* start Task material *

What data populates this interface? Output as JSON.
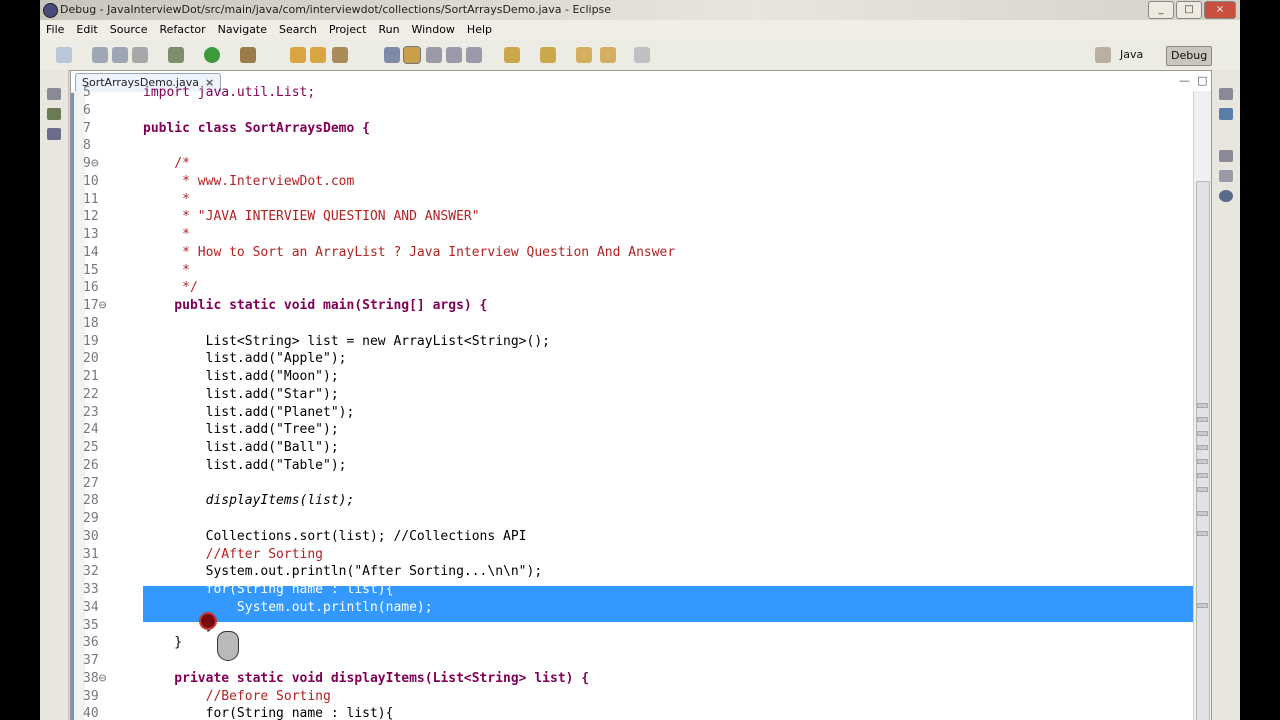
{
  "window": {
    "title": "Debug - JavaInterviewDot/src/main/java/com/interviewdot/collections/SortArraysDemo.java - Eclipse",
    "controls": [
      "_",
      "□",
      "×"
    ]
  },
  "menu": [
    "File",
    "Edit",
    "Source",
    "Refactor",
    "Navigate",
    "Search",
    "Project",
    "Run",
    "Window",
    "Help"
  ],
  "toolbar": {
    "perspectives": [
      "Java",
      "Debug"
    ]
  },
  "editor": {
    "tab_label": "SortArraysDemo.java",
    "tab_close": "×",
    "view_controls": [
      "—",
      "□"
    ]
  },
  "code": {
    "line_numbers": [
      "5",
      "6",
      "7",
      "8",
      "9⊖",
      "10",
      "11",
      "12",
      "13",
      "14",
      "15",
      "16",
      "17⊖",
      "18",
      "19",
      "20",
      "21",
      "22",
      "23",
      "24",
      "25",
      "26",
      "27",
      "28",
      "29",
      "30",
      "31",
      "32",
      "33",
      "34",
      "35",
      "36",
      "37",
      "38⊖",
      "39",
      "40"
    ],
    "lines": [
      "import java.util.List;",
      "",
      "public class SortArraysDemo {",
      "",
      "    /*",
      "     * www.InterviewDot.com",
      "     *",
      "     * \"JAVA INTERVIEW QUESTION AND ANSWER\"",
      "     *",
      "     * How to Sort an ArrayList ? Java Interview Question And Answer",
      "     *",
      "     */",
      "    public static void main(String[] args) {",
      "",
      "        List<String> list = new ArrayList<String>();",
      "        list.add(\"Apple\");",
      "        list.add(\"Moon\");",
      "        list.add(\"Star\");",
      "        list.add(\"Planet\");",
      "        list.add(\"Tree\");",
      "        list.add(\"Ball\");",
      "        list.add(\"Table\");",
      "",
      "        displayItems(list);",
      "",
      "        Collections.sort(list); //Collections API",
      "        //After Sorting",
      "        System.out.println(\"After Sorting...\\n\\n\");",
      "        for(String name : list){",
      "            System.out.println(name);",
      "        }",
      "    }",
      "",
      "    private static void displayItems(List<String> list) {",
      "        //Before Sorting",
      "        for(String name : list){"
    ]
  },
  "colors": {
    "keyword": "#7f0055",
    "comment": "#b22222",
    "string": "#2a00ff",
    "selection": "#3399ff"
  }
}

* end Task material *

Task prompt
Copy all lines of the listing above that contain the string "name".

In response
      "        for(String name : list){",
      "            System.out.println(name);",
      "        for(String name : list){"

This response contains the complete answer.